## WRITTEN REQUEST
Find the lines with "What" in them and copy them out.
___ DATA LISTING
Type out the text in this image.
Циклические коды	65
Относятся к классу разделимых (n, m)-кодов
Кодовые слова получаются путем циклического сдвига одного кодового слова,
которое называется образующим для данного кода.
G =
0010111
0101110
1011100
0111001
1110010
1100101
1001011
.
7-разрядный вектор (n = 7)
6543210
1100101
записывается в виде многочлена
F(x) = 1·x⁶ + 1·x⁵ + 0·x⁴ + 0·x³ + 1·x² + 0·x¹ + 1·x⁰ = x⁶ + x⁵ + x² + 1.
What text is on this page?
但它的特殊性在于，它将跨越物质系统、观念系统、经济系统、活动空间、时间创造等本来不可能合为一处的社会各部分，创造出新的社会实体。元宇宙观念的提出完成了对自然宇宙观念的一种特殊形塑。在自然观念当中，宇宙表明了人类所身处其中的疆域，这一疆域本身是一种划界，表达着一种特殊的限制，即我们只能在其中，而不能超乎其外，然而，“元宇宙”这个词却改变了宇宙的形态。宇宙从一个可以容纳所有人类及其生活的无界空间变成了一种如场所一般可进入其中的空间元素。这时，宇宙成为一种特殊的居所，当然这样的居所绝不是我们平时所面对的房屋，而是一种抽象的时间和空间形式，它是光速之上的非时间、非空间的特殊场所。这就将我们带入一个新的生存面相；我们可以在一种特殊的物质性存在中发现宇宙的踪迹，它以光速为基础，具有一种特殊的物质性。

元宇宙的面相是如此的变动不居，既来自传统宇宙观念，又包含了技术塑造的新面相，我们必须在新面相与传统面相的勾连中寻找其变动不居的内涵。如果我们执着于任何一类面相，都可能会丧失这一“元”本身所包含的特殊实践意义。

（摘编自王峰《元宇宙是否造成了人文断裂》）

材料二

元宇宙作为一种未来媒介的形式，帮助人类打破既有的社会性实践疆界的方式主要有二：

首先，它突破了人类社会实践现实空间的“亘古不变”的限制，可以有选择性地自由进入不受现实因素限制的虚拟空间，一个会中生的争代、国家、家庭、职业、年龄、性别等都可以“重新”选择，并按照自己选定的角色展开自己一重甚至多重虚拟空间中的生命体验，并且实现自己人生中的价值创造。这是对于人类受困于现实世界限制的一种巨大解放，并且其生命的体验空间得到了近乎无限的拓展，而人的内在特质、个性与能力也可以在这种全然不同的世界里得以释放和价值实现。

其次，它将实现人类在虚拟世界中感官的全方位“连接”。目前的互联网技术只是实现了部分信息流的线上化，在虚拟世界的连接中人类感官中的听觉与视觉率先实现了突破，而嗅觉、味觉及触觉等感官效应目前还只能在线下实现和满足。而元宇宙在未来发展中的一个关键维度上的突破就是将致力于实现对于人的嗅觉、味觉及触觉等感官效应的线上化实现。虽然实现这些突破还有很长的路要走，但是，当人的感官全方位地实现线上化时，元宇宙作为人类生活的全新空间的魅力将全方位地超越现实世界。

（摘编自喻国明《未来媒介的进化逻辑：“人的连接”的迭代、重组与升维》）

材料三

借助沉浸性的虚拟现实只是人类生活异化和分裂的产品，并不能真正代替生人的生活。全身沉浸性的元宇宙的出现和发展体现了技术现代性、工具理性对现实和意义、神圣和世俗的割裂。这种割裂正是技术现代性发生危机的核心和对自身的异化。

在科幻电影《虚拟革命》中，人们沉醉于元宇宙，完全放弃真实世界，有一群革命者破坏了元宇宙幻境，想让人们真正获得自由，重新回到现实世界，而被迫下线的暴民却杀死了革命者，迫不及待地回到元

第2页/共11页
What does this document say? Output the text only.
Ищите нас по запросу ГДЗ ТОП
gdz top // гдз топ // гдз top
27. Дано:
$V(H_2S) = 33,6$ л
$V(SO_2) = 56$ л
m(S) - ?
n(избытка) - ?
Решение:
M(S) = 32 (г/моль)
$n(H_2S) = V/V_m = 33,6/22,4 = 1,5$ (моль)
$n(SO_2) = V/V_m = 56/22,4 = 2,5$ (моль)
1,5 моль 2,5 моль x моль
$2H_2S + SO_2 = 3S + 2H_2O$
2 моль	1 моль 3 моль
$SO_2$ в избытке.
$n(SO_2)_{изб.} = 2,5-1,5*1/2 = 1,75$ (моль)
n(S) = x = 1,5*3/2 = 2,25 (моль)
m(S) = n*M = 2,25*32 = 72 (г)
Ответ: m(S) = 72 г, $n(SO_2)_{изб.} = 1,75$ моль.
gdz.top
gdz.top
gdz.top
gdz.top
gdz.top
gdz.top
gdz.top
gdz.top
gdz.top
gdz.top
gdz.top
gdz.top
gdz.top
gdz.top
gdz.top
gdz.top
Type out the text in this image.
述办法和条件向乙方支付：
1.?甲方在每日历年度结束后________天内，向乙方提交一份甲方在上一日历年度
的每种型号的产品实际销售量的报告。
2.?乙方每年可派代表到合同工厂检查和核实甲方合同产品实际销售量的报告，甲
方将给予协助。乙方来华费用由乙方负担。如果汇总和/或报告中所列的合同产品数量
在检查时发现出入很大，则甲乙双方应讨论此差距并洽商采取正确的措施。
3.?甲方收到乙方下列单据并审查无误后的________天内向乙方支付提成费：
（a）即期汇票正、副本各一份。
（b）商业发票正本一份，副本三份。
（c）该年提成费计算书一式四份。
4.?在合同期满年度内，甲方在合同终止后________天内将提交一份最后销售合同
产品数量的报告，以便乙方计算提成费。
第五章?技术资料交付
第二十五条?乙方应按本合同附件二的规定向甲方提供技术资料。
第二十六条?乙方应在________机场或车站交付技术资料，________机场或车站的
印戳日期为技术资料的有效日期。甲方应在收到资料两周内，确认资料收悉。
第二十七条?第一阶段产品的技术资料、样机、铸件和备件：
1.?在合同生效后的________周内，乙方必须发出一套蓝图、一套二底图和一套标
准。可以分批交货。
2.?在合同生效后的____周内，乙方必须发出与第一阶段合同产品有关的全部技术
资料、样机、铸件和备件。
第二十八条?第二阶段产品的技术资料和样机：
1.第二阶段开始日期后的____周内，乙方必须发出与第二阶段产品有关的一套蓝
______
## RESPONSE
What text is on this page?
What does this document say? Output the text only.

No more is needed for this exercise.